___ Supplied data

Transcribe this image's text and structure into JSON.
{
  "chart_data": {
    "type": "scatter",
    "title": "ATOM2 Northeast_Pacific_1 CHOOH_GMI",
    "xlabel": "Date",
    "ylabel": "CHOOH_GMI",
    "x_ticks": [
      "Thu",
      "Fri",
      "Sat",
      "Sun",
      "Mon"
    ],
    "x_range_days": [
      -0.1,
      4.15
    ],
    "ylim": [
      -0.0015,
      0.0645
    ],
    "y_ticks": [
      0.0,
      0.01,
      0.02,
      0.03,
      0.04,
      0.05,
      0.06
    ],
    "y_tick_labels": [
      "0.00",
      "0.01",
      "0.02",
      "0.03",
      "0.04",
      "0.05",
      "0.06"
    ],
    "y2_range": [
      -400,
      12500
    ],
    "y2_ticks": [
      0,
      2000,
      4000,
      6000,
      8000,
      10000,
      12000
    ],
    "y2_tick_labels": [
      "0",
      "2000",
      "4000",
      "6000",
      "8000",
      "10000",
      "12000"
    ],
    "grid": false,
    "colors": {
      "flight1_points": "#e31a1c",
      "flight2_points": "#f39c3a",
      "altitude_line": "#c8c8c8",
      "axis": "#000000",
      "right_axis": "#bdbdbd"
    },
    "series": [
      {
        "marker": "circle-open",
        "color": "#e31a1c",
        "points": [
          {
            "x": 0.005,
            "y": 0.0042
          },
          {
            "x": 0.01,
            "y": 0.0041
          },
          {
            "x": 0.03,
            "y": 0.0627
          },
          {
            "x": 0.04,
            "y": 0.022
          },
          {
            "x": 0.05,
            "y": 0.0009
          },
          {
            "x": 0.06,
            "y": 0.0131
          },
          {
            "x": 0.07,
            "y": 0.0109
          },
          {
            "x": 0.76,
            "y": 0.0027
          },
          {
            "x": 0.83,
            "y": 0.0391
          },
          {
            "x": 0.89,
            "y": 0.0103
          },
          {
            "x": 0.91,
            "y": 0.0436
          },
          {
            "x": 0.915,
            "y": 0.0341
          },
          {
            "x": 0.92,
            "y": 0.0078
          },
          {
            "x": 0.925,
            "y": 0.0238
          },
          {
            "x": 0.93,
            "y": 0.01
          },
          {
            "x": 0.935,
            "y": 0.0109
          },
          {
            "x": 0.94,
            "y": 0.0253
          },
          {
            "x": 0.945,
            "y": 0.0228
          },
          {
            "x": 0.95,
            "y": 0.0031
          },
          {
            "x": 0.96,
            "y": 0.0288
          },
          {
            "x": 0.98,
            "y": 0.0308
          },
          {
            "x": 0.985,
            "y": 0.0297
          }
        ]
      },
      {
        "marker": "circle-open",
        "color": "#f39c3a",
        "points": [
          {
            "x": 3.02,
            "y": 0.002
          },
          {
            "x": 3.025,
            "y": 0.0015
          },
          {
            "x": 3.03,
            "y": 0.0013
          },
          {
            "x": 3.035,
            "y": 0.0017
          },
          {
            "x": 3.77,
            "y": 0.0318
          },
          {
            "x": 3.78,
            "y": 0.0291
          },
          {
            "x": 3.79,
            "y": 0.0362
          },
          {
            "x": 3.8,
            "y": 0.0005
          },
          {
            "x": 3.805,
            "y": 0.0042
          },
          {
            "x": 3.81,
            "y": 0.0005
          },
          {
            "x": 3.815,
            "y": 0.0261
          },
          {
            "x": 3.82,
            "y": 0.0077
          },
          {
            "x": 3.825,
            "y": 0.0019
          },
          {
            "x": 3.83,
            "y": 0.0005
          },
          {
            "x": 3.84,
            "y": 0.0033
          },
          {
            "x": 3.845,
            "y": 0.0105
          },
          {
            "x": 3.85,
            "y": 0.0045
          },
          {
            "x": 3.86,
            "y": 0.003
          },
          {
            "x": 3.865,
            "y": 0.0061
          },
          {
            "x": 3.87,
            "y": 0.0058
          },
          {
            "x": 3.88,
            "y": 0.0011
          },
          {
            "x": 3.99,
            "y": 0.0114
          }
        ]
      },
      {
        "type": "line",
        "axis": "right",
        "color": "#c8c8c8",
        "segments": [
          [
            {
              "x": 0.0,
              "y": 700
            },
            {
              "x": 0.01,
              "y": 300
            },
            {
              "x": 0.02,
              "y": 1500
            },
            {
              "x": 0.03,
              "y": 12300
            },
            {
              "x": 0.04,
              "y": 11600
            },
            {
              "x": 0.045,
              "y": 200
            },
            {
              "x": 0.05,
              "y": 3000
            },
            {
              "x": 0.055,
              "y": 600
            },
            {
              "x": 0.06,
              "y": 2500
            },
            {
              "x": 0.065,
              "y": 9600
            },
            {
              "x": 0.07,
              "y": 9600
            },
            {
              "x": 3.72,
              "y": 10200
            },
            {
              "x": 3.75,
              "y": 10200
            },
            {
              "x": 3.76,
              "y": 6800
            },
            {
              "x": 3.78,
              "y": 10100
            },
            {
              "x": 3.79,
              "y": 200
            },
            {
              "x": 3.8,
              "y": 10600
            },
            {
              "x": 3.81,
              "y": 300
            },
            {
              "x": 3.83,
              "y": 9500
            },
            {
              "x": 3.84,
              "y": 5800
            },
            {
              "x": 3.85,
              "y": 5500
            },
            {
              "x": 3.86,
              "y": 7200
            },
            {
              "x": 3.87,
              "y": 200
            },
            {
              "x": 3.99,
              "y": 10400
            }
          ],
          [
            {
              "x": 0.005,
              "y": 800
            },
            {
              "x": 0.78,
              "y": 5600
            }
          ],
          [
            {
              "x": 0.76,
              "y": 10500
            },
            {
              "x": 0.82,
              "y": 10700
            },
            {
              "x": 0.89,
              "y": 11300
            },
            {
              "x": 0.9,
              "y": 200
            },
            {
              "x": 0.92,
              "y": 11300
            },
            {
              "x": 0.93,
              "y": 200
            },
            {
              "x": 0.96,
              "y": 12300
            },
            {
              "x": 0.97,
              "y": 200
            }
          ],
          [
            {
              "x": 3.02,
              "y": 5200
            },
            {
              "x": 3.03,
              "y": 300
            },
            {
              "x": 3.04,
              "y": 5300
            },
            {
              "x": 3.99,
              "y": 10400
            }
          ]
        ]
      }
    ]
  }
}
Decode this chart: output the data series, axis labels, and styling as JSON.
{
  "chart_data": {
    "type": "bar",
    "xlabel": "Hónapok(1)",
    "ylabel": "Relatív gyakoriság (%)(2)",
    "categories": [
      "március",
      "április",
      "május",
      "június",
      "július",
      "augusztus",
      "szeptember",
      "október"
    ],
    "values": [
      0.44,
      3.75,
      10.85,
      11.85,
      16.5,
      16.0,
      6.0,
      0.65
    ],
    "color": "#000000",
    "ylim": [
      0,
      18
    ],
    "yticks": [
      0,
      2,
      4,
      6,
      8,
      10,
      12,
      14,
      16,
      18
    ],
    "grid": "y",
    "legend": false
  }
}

______

Reproduce only the lines running from the one that contains "Decode this chart: output" to the last line of the records.

> Answer for this exercise
Decode this chart: output the data series, axis labels, and styling as JSON.
{
  "chart_data": {
    "type": "bar",
    "xlabel": "Hónapok(1)",
    "ylabel": "Relatív gyakoriság (%)(2)",
    "categories": [
      "március",
      "április",
      "május",
      "június",
      "július",
      "augusztus",
      "szeptember",
      "október"
    ],
    "values": [
      0.44,
      3.75,
      10.85,
      11.85,
      16.5,
      16.0,
      6.0,
      0.65
    ],
    "color": "#000000",
    "ylim": [
      0,
      18
    ],
    "yticks": [
      0,
      2,
      4,
      6,
      8,
      10,
      12,
      14,
      16,
      18
    ],
    "grid": "y",
    "legend": false
  }
}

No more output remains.